** START Input data **

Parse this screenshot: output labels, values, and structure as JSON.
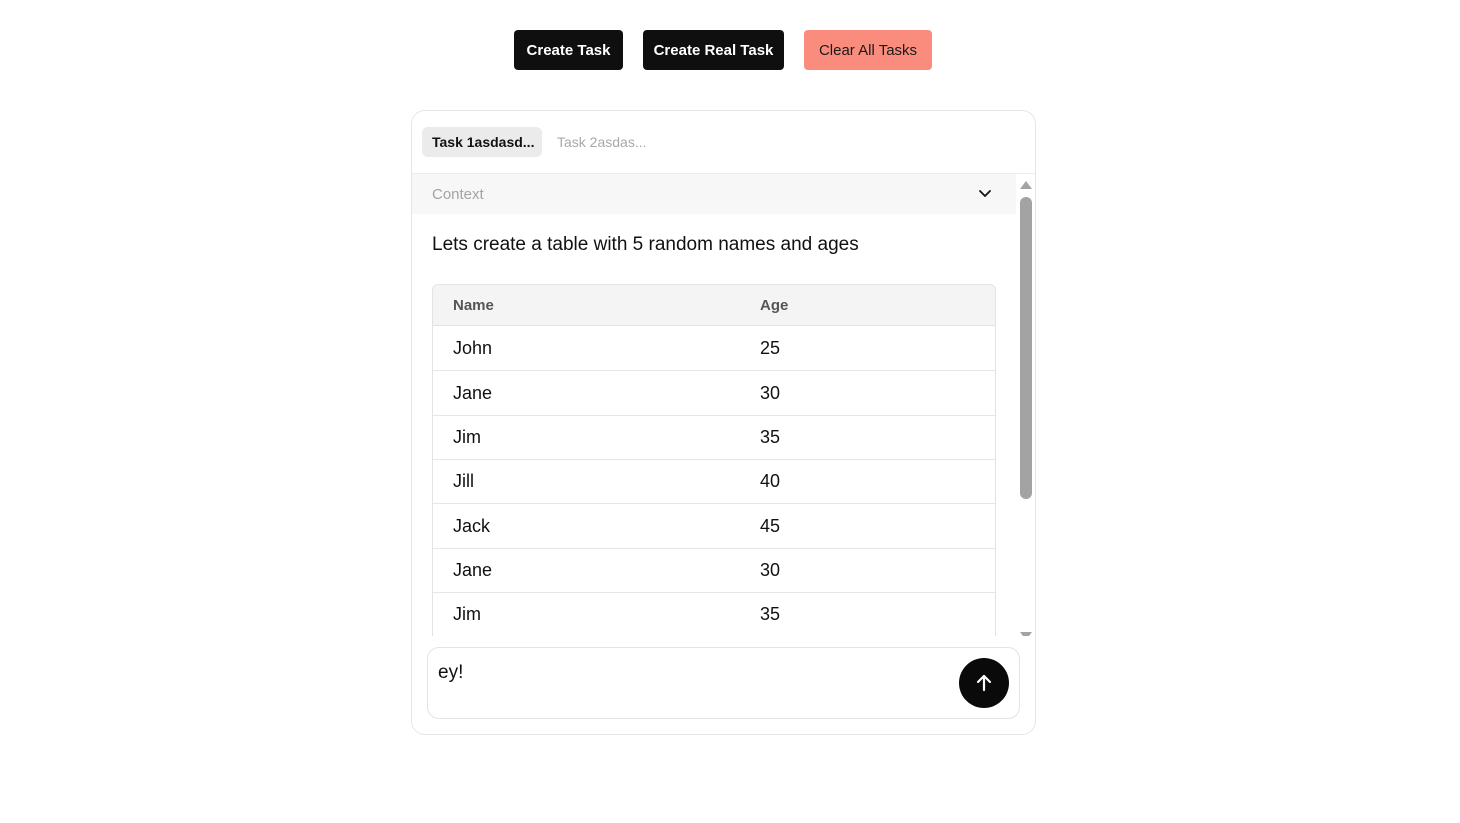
{
  "toolbar": {
    "create_task_label": "Create Task",
    "create_real_task_label": "Create Real Task",
    "clear_all_label": "Clear All Tasks"
  },
  "colors": {
    "dark_button": "#0f0f0f",
    "clear_button": "#fa8c7d",
    "send_button": "#0a0a0a"
  },
  "tabs": [
    {
      "label": "Task 1asdasd...",
      "active": true
    },
    {
      "label": "Task 2asdas...",
      "active": false
    }
  ],
  "context": {
    "label": "Context",
    "icon": "chevron-down-icon"
  },
  "message": {
    "text": "Lets create a table with 5 random names and ages"
  },
  "table": {
    "headers": {
      "name": "Name",
      "age": "Age"
    },
    "rows": [
      {
        "name": "John",
        "age": "25"
      },
      {
        "name": "Jane",
        "age": "30"
      },
      {
        "name": "Jim",
        "age": "35"
      },
      {
        "name": "Jill",
        "age": "40"
      },
      {
        "name": "Jack",
        "age": "45"
      },
      {
        "name": "Jane",
        "age": "30"
      },
      {
        "name": "Jim",
        "age": "35"
      },
      {
        "name": "",
        "age": ""
      }
    ]
  },
  "composer": {
    "value": "ey!",
    "send_icon": "arrow-up-icon"
  }
}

** END Input data **

Prompt: Transcribe the listing in full and omit the pictures.

Solution to the exercise:
Parse this screenshot: output labels, values, and structure as JSON.
{
  "toolbar": {
    "create_task_label": "Create Task",
    "create_real_task_label": "Create Real Task",
    "clear_all_label": "Clear All Tasks"
  },
  "colors": {
    "dark_button": "#0f0f0f",
    "clear_button": "#fa8c7d",
    "send_button": "#0a0a0a"
  },
  "tabs": [
    {
      "label": "Task 1asdasd...",
      "active": true
    },
    {
      "label": "Task 2asdas...",
      "active": false
    }
  ],
  "context": {
    "label": "Context",
    "icon": "chevron-down-icon"
  },
  "message": {
    "text": "Lets create a table with 5 random names and ages"
  },
  "table": {
    "headers": {
      "name": "Name",
      "age": "Age"
    },
    "rows": [
      {
        "name": "John",
        "age": "25"
      },
      {
        "name": "Jane",
        "age": "30"
      },
      {
        "name": "Jim",
        "age": "35"
      },
      {
        "name": "Jill",
        "age": "40"
      },
      {
        "name": "Jack",
        "age": "45"
      },
      {
        "name": "Jane",
        "age": "30"
      },
      {
        "name": "Jim",
        "age": "35"
      },
      {
        "name": "",
        "age": ""
      }
    ]
  },
  "composer": {
    "value": "ey!",
    "send_icon": "arrow-up-icon"
  }
}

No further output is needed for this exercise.